### [Permintaan 1]
Salin dengan tepat bagian teks tentang kemacetan Jakarta, mulai dari "Kini ditangan gubernur" dan berakhir pada "sudah bisa memanfaatkannya.".
### [Permintaan 2]
Jawab pertanyaan berikut berdasarkan teks tentang kemacetan Jakarta:
(a) Berapa persen pertumbuhan kendaraan bermotor di Jakarta setiap tahunnya?
(b) Pada masa gubernur siapa sistem 3 in 1 diterapkan?
(c) Koridor 12 Transjakarta menghubungkan daerah mana dengan mana?
### [Permintaan 3]
Sebutkan semua nama gubernur yang muncul dalam teks tentang kemacetan Jakarta.

### [Kutipan Dokumen]
▼▼▼
SOLUSI KEMACETAN JAKARTA
PENDAHULUAN
Kemacetan di Jalan Rasuna Said
Sebagai
megapolitan nomor dua di dunia, Jakarta tak pernah lepas dari persoalan
kemacetan lalu lintas. Seperti halnya Tokyo, Bangkok, dan New York
City, traffic jam di Jakarta tergolong sangat akut. Perlu suatu terobosan luar biasa, untuk mengatasi persoalan ini. Sebenarnya problem
kemacetan di Jakarta bukanlah hal yang baru. Namun sudah lima kali
gubernur Jakarta silih berganti, permasalahan ini tak kunjung berakhir.
Yang terjadi justru sebaliknya. Jalan-jalan di ibu kota, dari waktu ke
waktu malah semakin padat. Berdasarkan data statistik, pertumbuhan
kendaraan bermotor di Jakarta setiap tahunnya mencapai 9,5%. Angka ini
tak sebanding dengan pertumbuhan panjang jalan raya, yang hanya berkisar
0,01% per tahunnya.
ISI
Sudah
bermacam-macam cara yang ditempuh pemerintah untuk mengatasi kemacetan
di ibu kota. Pada masa gubernur Wiyogo Atmodarminto, pemerintah
menerapkan sistem 3 in 1 di kawasan segi tiga emas. Setiap mobil yang
melintasi Jalan Sudirman, Thamrin, dan Gatot Subroto, wajib berisi
minimal tiga orang. Kemudian di periode kepemimpinan gubernur Sutiyoso,
pemerintah kembali melakukan terobosan, yakni dengan membangun jaringan bus rapid transit.
Bus yang dikenal dengan nama Transjakarta ini, memiliki lajur dan halte
tersendiri. Sampai saat ini, sudah 11 koridor yang selesai dibangun.
Koridor 12, yang menghubungkan Tanjung Priok dengan Pluit, sedang dalam
tahap penyelesaian. Diluar kebijakan tersebut, Dinas Pekerjaan Umum DKI
juga telah banyak membangun jalan layang serta terowongan. Namun semua
itu tak bisa menyelesaikan persoalan kemacetan secara menyeluruh.
Kini ditangan gubernur baru Joko Widodo, banyak masyarakat berharap kemacetan dapat segera teratasi. Mass rapid transit
(MRT), yang telah digadang-gadang sejak 15 tahun lalu, diharapkan bisa
terealisasi dalam waktu dekat. Proyek yang menelan biaya mencapai Rp 15
triliun itu, rencananya akan dibangun pada awal tahun ini. Dan
diharapkan di tahun 2016 nanti, masyarakat sudah bisa memanfaatkannya.
▲▲▲
(Entri dataset tata letak)
▼▼▼
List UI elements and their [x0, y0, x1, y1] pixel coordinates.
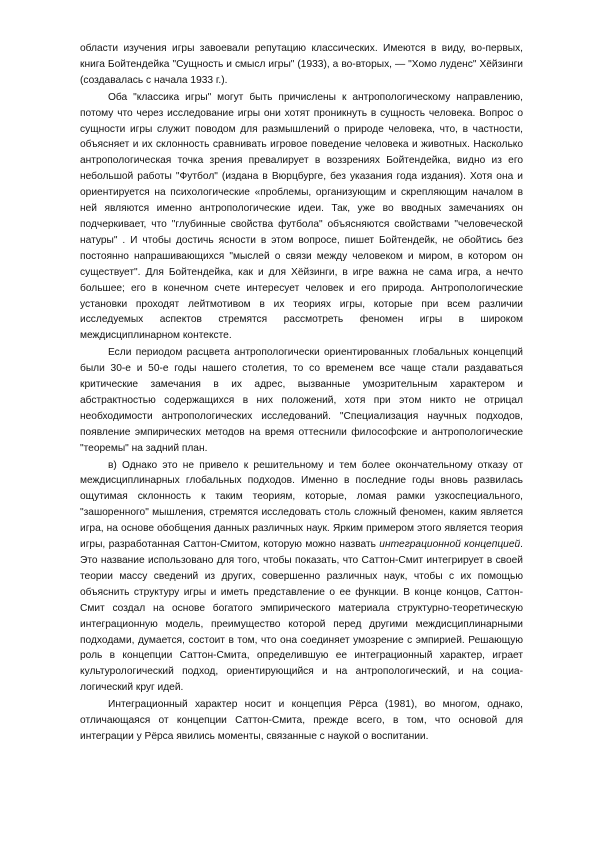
paragraph-5: [80, 697, 523, 745]
paragraph-2-text: Оба "классика игры" могут быть причислены к антропологическому направлению, потому что через исследование игры они хотят проникнуть в сущность человека. Вопрос о сущности игры служит поводом для размышлений о природе человека, что, в частности, объясняет и их склонность сравнивать игровое поведение человека и животных. Насколько антропологическая точка зрения превалирует в воззрениях Бойтендейка, видно из его небольшой работы "Футбол" (издана в Вюрцбурге, без указания года издания). Хотя она и ориентируется на психологические «проблемы, организующим и скрепляющим началом в ней являются именно антропологические идеи. Так, уже во вводных замечаниях он подчеркивает, что "глубинные свойства футбола" объясняются свойствами "человеческой натуры" . И чтобы достичь ясности в этом вопросе, пишет Бойтендейк, не обойтись без постоянно напрашивающихся "мыслей о связи между человеком и миром, в котором он существует". Для Бойтендейка, как и для Хёйзинги, в игре важна не сама игра, а нечто большее; его в конечном счете интересует человек и его природа. Антропологические установки проходят лейтмотивом в их теориях игры, которые при всем различии исследуемых аспектов стремятся рассмотреть феномен игры в широком междисциплинарном контексте.: [80, 91, 523, 342]
paragraph-4-text-b: . Это название использовано для того, чтобы показать, что Саттон-Смит интегрирует в своей теории массу сведений из других, совершенно различных наук, чтобы с их помощью объяснить структуру игры и иметь представление о ее функции. В конце концов, Саттон-Смит создал на основе богатого эмпирического материала структурно-теоретическую интеграционную модель, преимущество которой перед другими междисциплинарными подходами, думается, состоит в том, что она соединяет умозрение с эмпирией. Решающую роль в концепции Саттон-Смита, определившую ее интеграционный характер, играет культурологический подход, ориентирующийся и на антропологический, и на социа-логический круг идей.: [80, 539, 523, 694]
paragraph-4-emphasis: интеграционной концепцией: [379, 539, 521, 551]
paragraph-4: [80, 458, 523, 697]
paragraph-4-text-a: в) Однако это не привело к решительному и тем более окончательному отказу от междисциплинарных глобальных подходов. Именно в последние годы вновь развилась ощутимая склонность к таким теориям, которые, ломая рамки узкоспециального, "зашоренного" мышления, стремятся исследовать столь сложный феномен, каким является игра, на основе обобщения данных различных наук. Ярким примером этого является теория игры, разработанная Саттон-Смитом, которую можно назвать: [80, 459, 523, 551]
paragraph-3: [80, 345, 523, 456]
paragraph-1: [80, 41, 523, 89]
paragraph-1-text: области изучения игры завоевали репутацию классических. Имеются в виду, во-первых, книга Бойтендейка "Сущность и смысл игры" (1933), а во-вторых, — "Хомо луденс" Хёйзинги (создавалась с начала 1933 г.).: [80, 43, 523, 86]
paragraph-5-text: Интеграционный характер носит и концепция Рёрса (1981), во многом, однако, отличающаяся от концепции Саттон-Смита, прежде всего, в том, что основой для интеграции у Рёрса явились моменты, связанные с наукой о воспитании.: [80, 699, 523, 742]
document-page: [80, 41, 523, 745]
paragraph-2: [80, 90, 523, 345]
paragraph-3-text: Если периодом расцвета антропологически ориентированных глобальных концепций были 30-е и 50-е годы нашего столетия, то со временем все чаще стали раздаваться критические замечания в их адрес, вызванные умозрительным характером и абстрактностью содержащихся в них положений, хотя при этом никто не отрицал необходимости антропологических исследований. "Специализация научных подходов, появление эмпирических методов на время оттеснили философские и антропологические "теоремы" на задний план.: [80, 347, 523, 454]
▲▲▲
### [Jawaban Tertulis 1]
Kini ditangan gubernur baru Joko Widodo, banyak masyarakat berharap kemacetan dapat segera teratasi. Mass rapid transit
(MRT), yang telah digadang-gadang sejak 15 tahun lalu, diharapkan bisa
terealisasi dalam waktu dekat. Proyek yang menelan biaya mencapai Rp 15
triliun itu, rencananya akan dibangun pada awal tahun ini. Dan
diharapkan di tahun 2016 nanti, masyarakat sudah bisa memanfaatkannya.

### [Jawaban Tertulis 2]
(a) 9,5%
(b) Wiyogo Atmodarminto
(c) Tanjung Priok dengan Pluit

### [Jawaban Tertulis 3]
Wiyogo Atmodarminto, Sutiyoso, Joko Widodo